*TASK*
Count up the lines below where the word "Media" shows up, and respond with the number alone.

Document page text data:
--- START ---
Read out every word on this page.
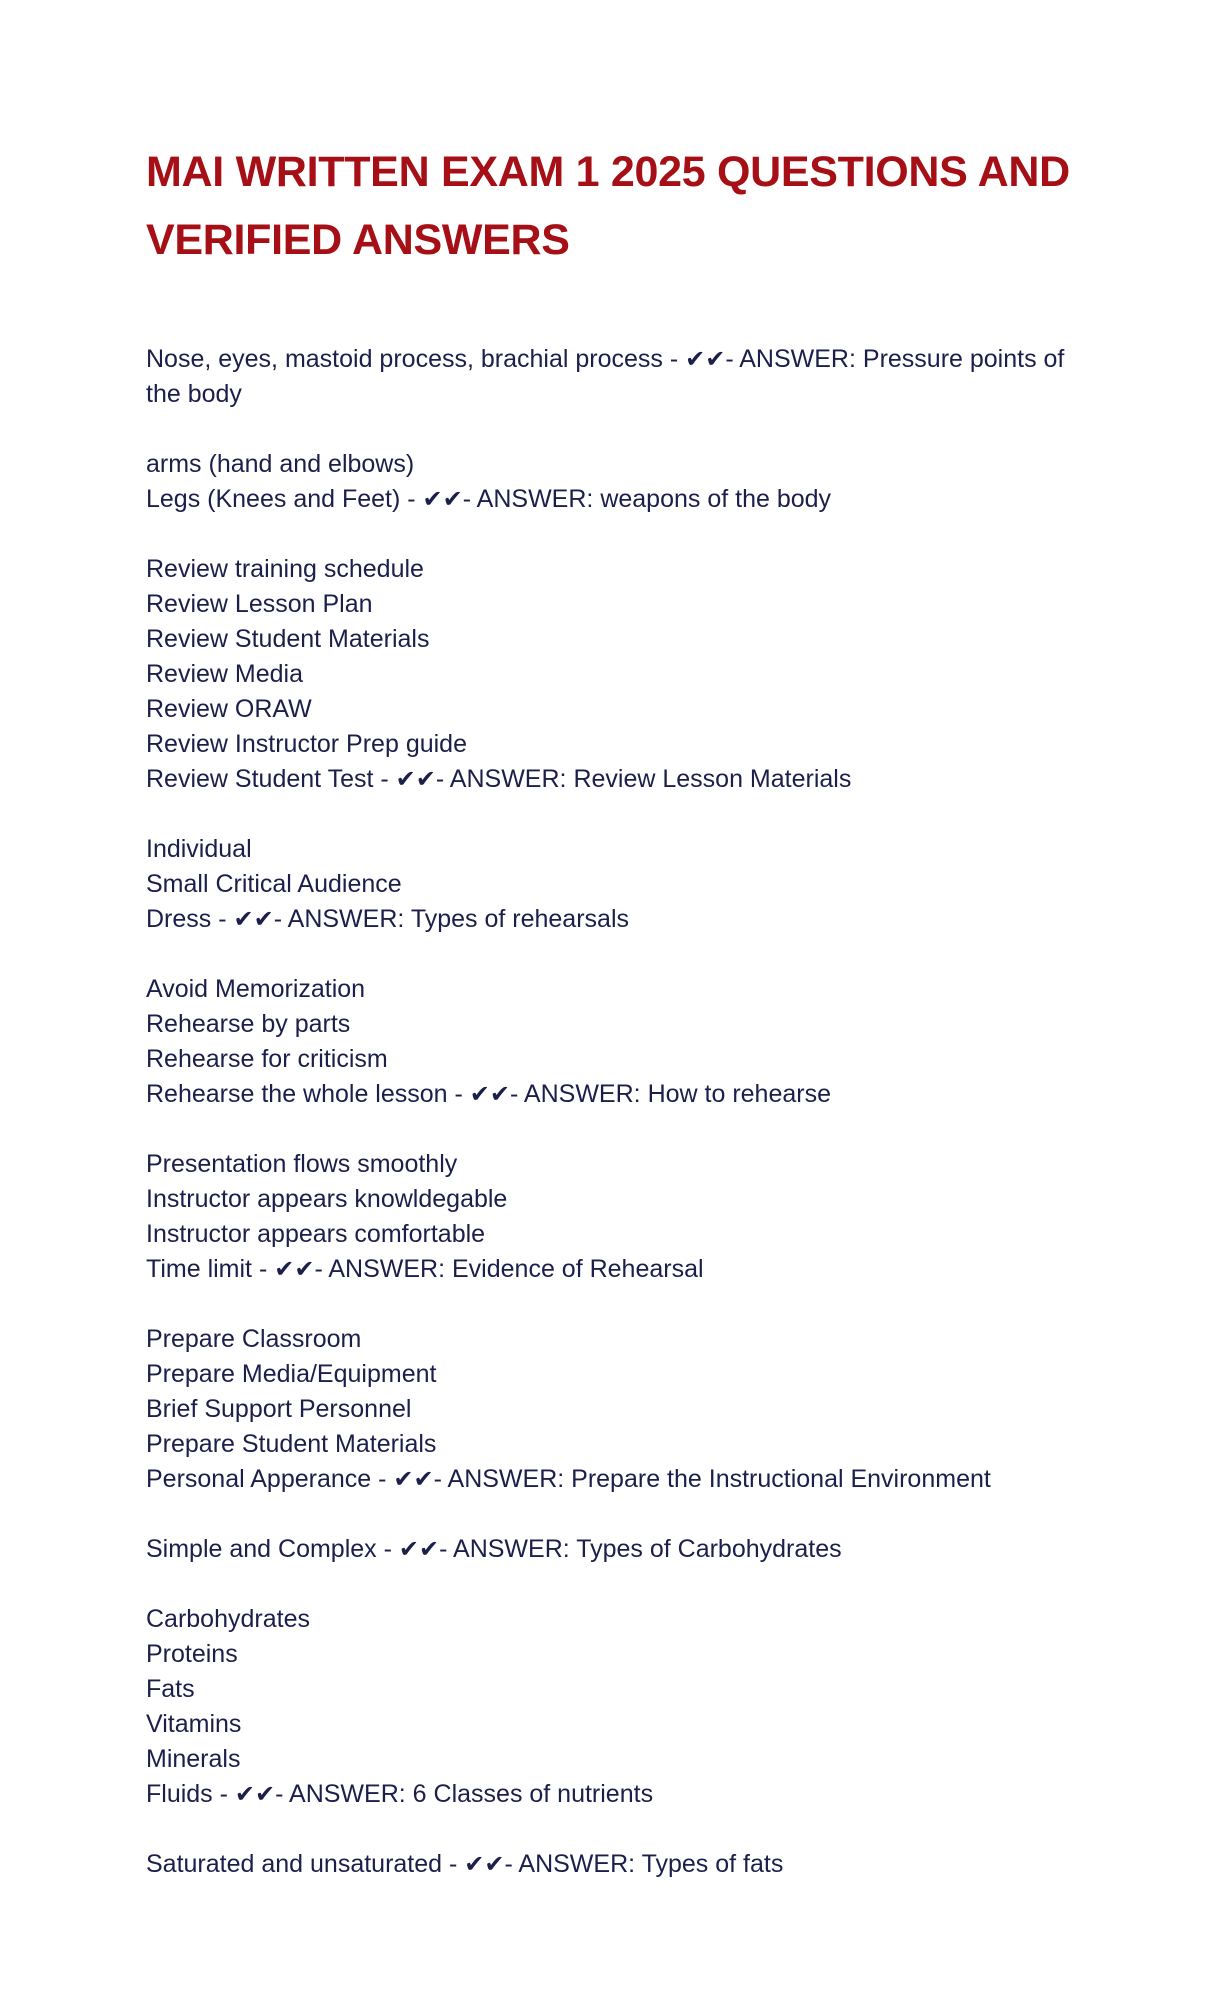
MAI WRITTEN EXAM 1 2025 QUESTIONS AND VERIFIED ANSWERS
Nose, eyes, mastoid process, brachial process - ✔✔- ANSWER: Pressure points of the body
arms (hand and elbows)
Legs (Knees and Feet) - ✔✔- ANSWER: weapons of the body
Review training schedule
Review Lesson Plan
Review Student Materials
Review Media
Review ORAW
Review Instructor Prep guide
Review Student Test - ✔✔- ANSWER: Review Lesson Materials
Individual
Small Critical Audience
Dress - ✔✔- ANSWER: Types of rehearsals
Avoid Memorization
Rehearse by parts
Rehearse for criticism
Rehearse the whole lesson - ✔✔- ANSWER: How to rehearse
Presentation flows smoothly
Instructor appears knowldegable
Instructor appears comfortable
Time limit - ✔✔- ANSWER: Evidence of Rehearsal
Prepare Classroom
Prepare Media/Equipment
Brief Support Personnel
Prepare Student Materials
Personal Apperance - ✔✔- ANSWER: Prepare the Instructional Environment
Simple and Complex - ✔✔- ANSWER: Types of Carbohydrates
Carbohydrates
Proteins
Fats
Vitamins
Minerals
Fluids - ✔✔- ANSWER: 6 Classes of nutrients
Saturated and unsaturated - ✔✔- ANSWER: Types of fats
--- END ---
*RESPONSE AREA*
2